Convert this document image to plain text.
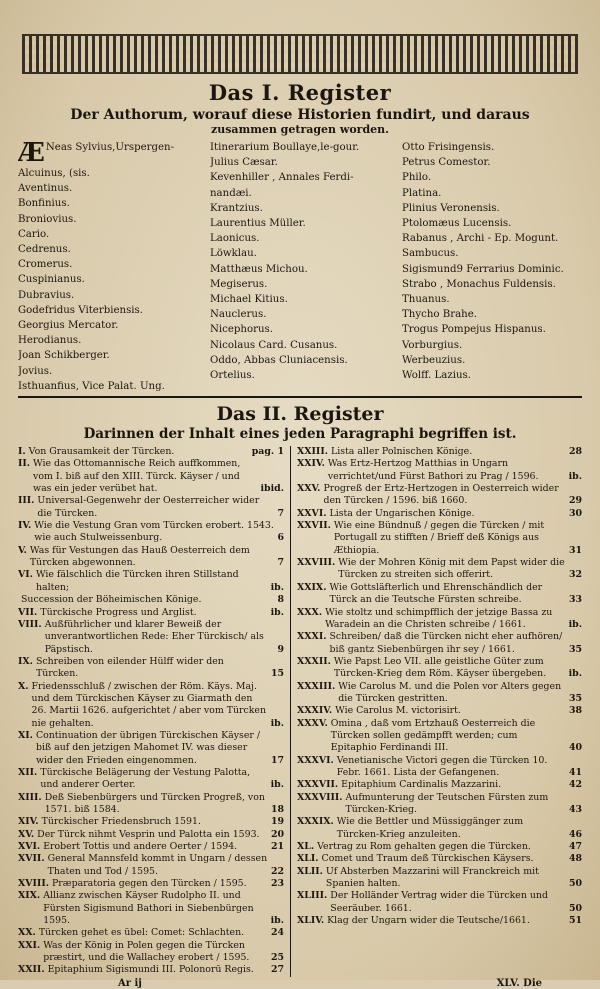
Das I. Register
Der Authorum, worauf diese Historien fundirt, und daraus
zusammen getragen worden.
Æ Neas Sylvius,Urspergen-
Alcuinus, (sis.
Aventinus.
Bonfinius.
Broniovius.
Cario.
Cedrenus.
Cromerus.
Cuspinianus.
Dubravius.
Godefridus Viterbiensis.
Georgius Mercator.
Herodianus.
Joan Schikberger.
Jovius.
Isthuanfius, Vice Palat. Ung.
Itinerarium Boullaye,le-gour.
Julius Cæsar.
Kevenhiller , Annales Ferdi-
nandæi.
Krantzius.
Laurentius Müller.
Laonicus.
Löwklau.
Matthæus Michou.
Megiserus.
Michael Kitius.
Nauclerus.
Nicephorus.
Nicolaus Card. Cusanus.
Oddo, Abbas Cluniacensis.
Ortelius.
Otto Frisingensis.
Petrus Comestor.
Philo.
Platina.
Plinius Veronensis.
Ptolomæus Lucensis.
Rabanus , Archi - Ep. Mogunt.
Sambucus.
Sigismund9 Ferrarius Dominic.
Strabo , Monachus Fuldensis.
Thuanus.
Thycho Brahe.
Trogus Pompejus Hispanus.
Vorburgius.
Werbeuzius.
Wolff. Lazius.
Das II. Register
Darinnen der Inhalt eines jeden Paragraphi begriffen ist.
I. Von Grausamkeit der Türcken.	pag. 1
II. Wie das Ottomannische Reich auffkommen, vom I. biß auf den XIII. Türck. Käyser / und was ein jeder verübet hat.	ibid.
III. Universal-Gegenwehr der Oesterreicher wider die Türcken.	7
IV. Wie die Vestung Gran vom Türcken erobert. 1543. wie auch Stulweissenburg.	6
V. Was für Vestungen das Hauß Oesterreich dem Türcken abgewonnen.	7
VI. Wie fälschlich die Türcken ihren Stillstand halten;	ib.
Succession der Böheimischen Könige.	8
VII. Türckische Progress und Arglist.	ib.
VIII. Außführlicher und klarer Beweiß der unverantwortlichen Rede: Eher Türckisch/ als Päpstisch.	9
IX. Schreiben von eilender Hülff wider den Türcken.	15
X. Friedensschluß / zwischen der Röm. Käys. Maj. und dem Türckischen Käyser zu Giarmath den 26. Martii 1626. aufgerichtet / aber vom Türcken nie gehalten.	ib.
XI. Continuation der übrigen Türckischen Käyser / biß auf den jetzigen Mahomet IV. was dieser wider den Frieden eingenommen.	17
XII. Türckische Belägerung der Vestung Palotta, und anderer Oerter.	ib.
XIII. Deß Siebenbürgers und Türcken Progreß, von 1571. biß 1584.	18
XIV. Türckischer Friedensbruch 1591.	19
XV. Der Türck nihmt Vesprin und Palotta ein 1593.	20
XVI. Erobert Tottis und andere Oerter / 1594.	21
XVII. General Mannsfeld kommt in Ungarn / dessen Thaten und Tod / 1595.	22
XVIII. Præparatoria gegen den Türcken / 1595.	23
XIX. Allianz zwischen Käyser Rudolpho II. und Fürsten Sigismund Bathori in Siebenbürgen 1595.	ib.
XX. Türcken gehet es übel: Comet: Schlachten.	24
XXI. Was der König in Polen gegen die Türcken præstirt, und die Wallachey erobert / 1595.	25
XXII. Epitaphium Sigismundi III. Polonorū Regis.	27
XXIII. Lista aller Polnischen Könige.	28
XXIV. Was Ertz-Hertzog Matthias in Ungarn verrichtet/und Fürst Bathori zu Prag / 1596.	ib.
XXV. Progreß der Ertz-Hertzogen in Oesterreich wider den Türcken / 1596. biß 1660.	29
XXVI. Lista der Ungarischen Könige.	30
XXVII. Wie eine Bündnuß / gegen die Türcken / mit Portugall zu stifften / Brieff deß Königs aus Æthiopia.	31
XXVIII. Wie der Mohren König mit dem Papst wider die Türcken zu streiten sich offerirt.	32
XXIX. Wie Gottsläfterlich und Ehrenschändlich der Türck an die Teutsche Fürsten schreibe.	33
XXX. Wie stoltz und schimpfflich der jetzige Bassa zu Waradein an die Christen schreibe / 1661.	ib.
XXXI. Schreiben/ daß die Türcken nicht eher aufhören/ biß gantz Siebenbürgen ihr sey / 1661.	35
XXXII. Wie Papst Leo VII. alle geistliche Güter zum Türcken-Krieg dem Röm. Käyser übergeben.	ib.
XXXIII. Wie Carolus M. und die Polen vor Alters gegen die Türcken gestritten.	35
XXXIV. Wie Carolus M. victorisirt.	38
XXXV. Omina , daß vom Ertzhauß Oesterreich die Türcken sollen gedämpfft werden; cum Epitaphio Ferdinandi III.	40
XXXVI. Venetianische Victori gegen die Türcken 10. Febr. 1661. Lista der Gefangenen.	41
XXXVII. Epitaphium Cardinalis Mazzarini.	42
XXXVIII. Aufmunterung der Teutschen Fürsten zum Türcken-Krieg.	43
XXXIX. Wie die Bettler und Müssiggänger zum Türcken-Krieg anzuleiten.	46
XL. Vertrag zu Rom gehalten gegen die Türcken.	47
XLI. Comet und Traum deß Türckischen Käysers.	48
XLII. Uf Absterben Mazzarini will Franckreich mit Spanien halten.	50
XLIII. Der Holländer Vertrag wider die Türcken und Seeräuber. 1661.	50
XLIV. Klag der Ungarn wider die Teutsche/1661.	51
Ar ij	XLV. Die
****************************************
**Action item**
Go through the entries above and count each line that contains the string "Krieg". Reply only with the total.

**Exercise output**
3